Make an exact copy of the entries below.

== Raw records ==
--- Start ---

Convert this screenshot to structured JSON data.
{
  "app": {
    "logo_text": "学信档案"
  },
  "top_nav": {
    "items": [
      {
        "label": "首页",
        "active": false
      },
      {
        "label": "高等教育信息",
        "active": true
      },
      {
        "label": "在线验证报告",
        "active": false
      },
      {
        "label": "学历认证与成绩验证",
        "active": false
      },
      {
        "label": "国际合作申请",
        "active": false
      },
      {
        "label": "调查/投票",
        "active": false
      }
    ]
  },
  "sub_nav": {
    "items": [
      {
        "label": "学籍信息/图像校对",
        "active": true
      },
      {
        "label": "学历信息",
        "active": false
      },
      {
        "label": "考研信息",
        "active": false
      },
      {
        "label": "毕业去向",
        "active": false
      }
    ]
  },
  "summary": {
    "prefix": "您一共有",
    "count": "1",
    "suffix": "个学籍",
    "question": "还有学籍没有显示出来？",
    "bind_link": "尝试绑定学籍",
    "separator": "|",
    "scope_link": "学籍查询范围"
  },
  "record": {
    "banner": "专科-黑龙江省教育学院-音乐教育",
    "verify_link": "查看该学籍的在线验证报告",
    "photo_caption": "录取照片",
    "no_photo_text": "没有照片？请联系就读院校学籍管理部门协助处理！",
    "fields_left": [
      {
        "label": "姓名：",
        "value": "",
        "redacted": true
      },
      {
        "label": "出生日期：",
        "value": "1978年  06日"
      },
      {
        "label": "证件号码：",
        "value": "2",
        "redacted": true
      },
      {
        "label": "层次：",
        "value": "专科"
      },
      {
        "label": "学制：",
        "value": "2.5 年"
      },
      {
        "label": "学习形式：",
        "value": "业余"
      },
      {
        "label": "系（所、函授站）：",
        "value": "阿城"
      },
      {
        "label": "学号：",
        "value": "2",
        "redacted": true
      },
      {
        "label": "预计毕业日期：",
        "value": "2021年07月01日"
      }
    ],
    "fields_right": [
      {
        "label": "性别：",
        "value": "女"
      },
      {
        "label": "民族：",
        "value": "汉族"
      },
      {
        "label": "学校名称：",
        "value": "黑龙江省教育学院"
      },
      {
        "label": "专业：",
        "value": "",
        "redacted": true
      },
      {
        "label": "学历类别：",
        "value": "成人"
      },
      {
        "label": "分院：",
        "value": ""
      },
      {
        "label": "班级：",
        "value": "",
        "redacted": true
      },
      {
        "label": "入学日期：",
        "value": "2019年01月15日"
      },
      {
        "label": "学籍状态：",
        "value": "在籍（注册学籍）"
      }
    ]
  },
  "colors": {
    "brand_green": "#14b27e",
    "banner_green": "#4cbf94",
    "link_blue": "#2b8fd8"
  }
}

--- End ---

== Full solution ==
Convert this screenshot to structured JSON data.
{
  "app": {
    "logo_text": "学信档案"
  },
  "top_nav": {
    "items": [
      {
        "label": "首页",
        "active": false
      },
      {
        "label": "高等教育信息",
        "active": true
      },
      {
        "label": "在线验证报告",
        "active": false
      },
      {
        "label": "学历认证与成绩验证",
        "active": false
      },
      {
        "label": "国际合作申请",
        "active": false
      },
      {
        "label": "调查/投票",
        "active": false
      }
    ]
  },
  "sub_nav": {
    "items": [
      {
        "label": "学籍信息/图像校对",
        "active": true
      },
      {
        "label": "学历信息",
        "active": false
      },
      {
        "label": "考研信息",
        "active": false
      },
      {
        "label": "毕业去向",
        "active": false
      }
    ]
  },
  "summary": {
    "prefix": "您一共有",
    "count": "1",
    "suffix": "个学籍",
    "question": "还有学籍没有显示出来？",
    "bind_link": "尝试绑定学籍",
    "separator": "|",
    "scope_link": "学籍查询范围"
  },
  "record": {
    "banner": "专科-黑龙江省教育学院-音乐教育",
    "verify_link": "查看该学籍的在线验证报告",
    "photo_caption": "录取照片",
    "no_photo_text": "没有照片？请联系就读院校学籍管理部门协助处理！",
    "fields_left": [
      {
        "label": "姓名：",
        "value": "",
        "redacted": true
      },
      {
        "label": "出生日期：",
        "value": "1978年  06日"
      },
      {
        "label": "证件号码：",
        "value": "2",
        "redacted": true
      },
      {
        "label": "层次：",
        "value": "专科"
      },
      {
        "label": "学制：",
        "value": "2.5 年"
      },
      {
        "label": "学习形式：",
        "value": "业余"
      },
      {
        "label": "系（所、函授站）：",
        "value": "阿城"
      },
      {
        "label": "学号：",
        "value": "2",
        "redacted": true
      },
      {
        "label": "预计毕业日期：",
        "value": "2021年07月01日"
      }
    ],
    "fields_right": [
      {
        "label": "性别：",
        "value": "女"
      },
      {
        "label": "民族：",
        "value": "汉族"
      },
      {
        "label": "学校名称：",
        "value": "黑龙江省教育学院"
      },
      {
        "label": "专业：",
        "value": "",
        "redacted": true
      },
      {
        "label": "学历类别：",
        "value": "成人"
      },
      {
        "label": "分院：",
        "value": ""
      },
      {
        "label": "班级：",
        "value": "",
        "redacted": true
      },
      {
        "label": "入学日期：",
        "value": "2019年01月15日"
      },
      {
        "label": "学籍状态：",
        "value": "在籍（注册学籍）"
      }
    ]
  },
  "colors": {
    "brand_green": "#14b27e",
    "banner_green": "#4cbf94",
    "link_blue": "#2b8fd8"
  }
}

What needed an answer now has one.